[Figure record listings]
--
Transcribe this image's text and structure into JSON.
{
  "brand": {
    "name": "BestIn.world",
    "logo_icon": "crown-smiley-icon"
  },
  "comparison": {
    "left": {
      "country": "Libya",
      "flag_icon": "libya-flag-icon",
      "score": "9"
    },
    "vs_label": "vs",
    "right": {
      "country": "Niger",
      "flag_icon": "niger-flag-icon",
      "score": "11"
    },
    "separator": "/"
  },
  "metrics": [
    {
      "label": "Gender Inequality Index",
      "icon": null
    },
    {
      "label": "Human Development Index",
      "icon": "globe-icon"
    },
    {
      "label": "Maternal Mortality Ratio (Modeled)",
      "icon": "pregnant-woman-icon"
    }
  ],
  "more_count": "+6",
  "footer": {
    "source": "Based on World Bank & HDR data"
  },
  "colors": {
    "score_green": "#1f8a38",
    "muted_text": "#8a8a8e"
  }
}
--
■ **Short problem**
Reproduce the full listing word for word.

■ **Exercise response**
Transcribe this image's text and structure into JSON.
{
  "brand": {
    "name": "BestIn.world",
    "logo_icon": "crown-smiley-icon"
  },
  "comparison": {
    "left": {
      "country": "Libya",
      "flag_icon": "libya-flag-icon",
      "score": "9"
    },
    "vs_label": "vs",
    "right": {
      "country": "Niger",
      "flag_icon": "niger-flag-icon",
      "score": "11"
    },
    "separator": "/"
  },
  "metrics": [
    {
      "label": "Gender Inequality Index",
      "icon": null
    },
    {
      "label": "Human Development Index",
      "icon": "globe-icon"
    },
    {
      "label": "Maternal Mortality Ratio (Modeled)",
      "icon": "pregnant-woman-icon"
    }
  ],
  "more_count": "+6",
  "footer": {
    "source": "Based on World Bank & HDR data"
  },
  "colors": {
    "score_green": "#1f8a38",
    "muted_text": "#8a8a8e"
  }
}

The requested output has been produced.